(Aufgaben):
A: Geben Sie den Seitenauszug von „es gibt einen“ bis „verschiedenen Dithering-Einstellungen wählen.“ wortgetreu aus.
B: Welche Größe wird im Seitenauszug für das Bild angegeben?
C: Entscheiden Sie für jede Aussage, ob sie mit dem Seitenauszug übereinstimmt, und belegen Sie Ihre Antwort mit den entscheidenden Worten:
(i) Der Modus „Bitmap“ lässt sich erst einstellen, nachdem alle Farbinformationen verworfen wurden.
(ii) Das RGB-Bild mit weißem Hintergrund und schwarzer Schrift hat funktioniert.
(iii) Beim Wechsel in den Modus Bitmap stehen verschiedene Dithering-Einstellungen zur Wahl.

(Seitenauszug):
============================================================
Größe:  96 x 24 Punkte
Farbe:   2-Farbig schwarz/weiß
Format: Bitmap Format

[edit] 
da steht noch : Achten SIe bitte darauf , dass Sie die richtige Farbtiefe verwenden. Das Bild darf nur 2 farbig (schwarz / weiß) sein 
[/edit]

ich habe kein Modus gefunden ausser graustufen , aber da gibt es ja grautöne , dann hab ich ein RGB mit weissem Background und schwarzer Schrift gemacht und das hat nicht geklappt


ich hoffe ihr könnt mir weiterhelfen 
danke Schonmal


mfg ZiRaG


----------



## Tobias Menzel (11. September 2004)

Hi,

es gibt einen Modus namens "Bitmap" - einstellbar, nachdem alle Farbinformationen verworfen wurden (z.B. -> Graustufen). Außerdem kannst Du ein Bild natürlich auch Monochrom exportieren, indem Du z.B. GIF mit 2 Farben bzw. WBMP wählst.

Tipp: erstelle das Bild zunächst Farbig (oder zumindest mit Graustufen) und wechsle dann in den Modus Bitmap. In dem Fall kannst Du unter verschiedenen Dithering-Einstellungen wählen.

Gruß


----------
============================================================
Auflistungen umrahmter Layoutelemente
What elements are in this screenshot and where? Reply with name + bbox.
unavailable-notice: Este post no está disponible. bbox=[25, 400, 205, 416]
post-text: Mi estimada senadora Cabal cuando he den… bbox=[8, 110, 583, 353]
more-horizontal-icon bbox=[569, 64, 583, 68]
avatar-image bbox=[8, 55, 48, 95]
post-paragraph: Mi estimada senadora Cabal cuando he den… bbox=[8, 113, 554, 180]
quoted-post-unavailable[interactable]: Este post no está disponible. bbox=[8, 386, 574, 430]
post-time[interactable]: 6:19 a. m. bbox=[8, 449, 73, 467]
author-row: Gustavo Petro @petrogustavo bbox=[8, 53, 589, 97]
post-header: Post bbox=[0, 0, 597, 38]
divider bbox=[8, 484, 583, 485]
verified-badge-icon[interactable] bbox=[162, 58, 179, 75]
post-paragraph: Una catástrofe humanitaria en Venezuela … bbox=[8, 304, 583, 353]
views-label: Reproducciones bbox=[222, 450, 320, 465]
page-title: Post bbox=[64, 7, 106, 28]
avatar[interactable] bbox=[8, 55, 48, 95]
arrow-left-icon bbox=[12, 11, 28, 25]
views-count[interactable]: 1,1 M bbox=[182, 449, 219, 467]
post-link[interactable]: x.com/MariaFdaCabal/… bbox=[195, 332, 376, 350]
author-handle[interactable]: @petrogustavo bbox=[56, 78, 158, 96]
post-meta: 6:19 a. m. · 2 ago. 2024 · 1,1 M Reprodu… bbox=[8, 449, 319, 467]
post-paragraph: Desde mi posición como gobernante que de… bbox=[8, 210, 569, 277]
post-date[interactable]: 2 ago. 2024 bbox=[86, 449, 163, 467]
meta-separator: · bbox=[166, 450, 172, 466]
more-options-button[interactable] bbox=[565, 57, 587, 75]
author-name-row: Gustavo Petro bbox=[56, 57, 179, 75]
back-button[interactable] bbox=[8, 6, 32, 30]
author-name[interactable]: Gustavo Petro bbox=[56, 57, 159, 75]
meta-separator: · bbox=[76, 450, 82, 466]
============================================================
(Lösungen):
A:
es gibt einen Modus namens "Bitmap" - einstellbar, nachdem alle Farbinformationen verworfen wurden (z.B. -> Graustufen). Außerdem kannst Du ein Bild natürlich auch Monochrom exportieren, indem Du z.B. GIF mit 2 Farben bzw. WBMP wählst.

Tipp: erstelle das Bild zunächst Farbig (oder zumindest mit Graustufen) und wechsle dann in den Modus Bitmap. In dem Fall kannst Du unter verschiedenen Dithering-Einstellungen wählen.

B: 96 x 24 Punkte

C:
(i) Ja – „einstellbar, nachdem alle Farbinformationen verworfen wurden“
(ii) Nein – „und das hat nicht geklappt“
(iii) Ja – „In dem Fall kannst Du unter verschiedenen Dithering-Einstellungen wählen.“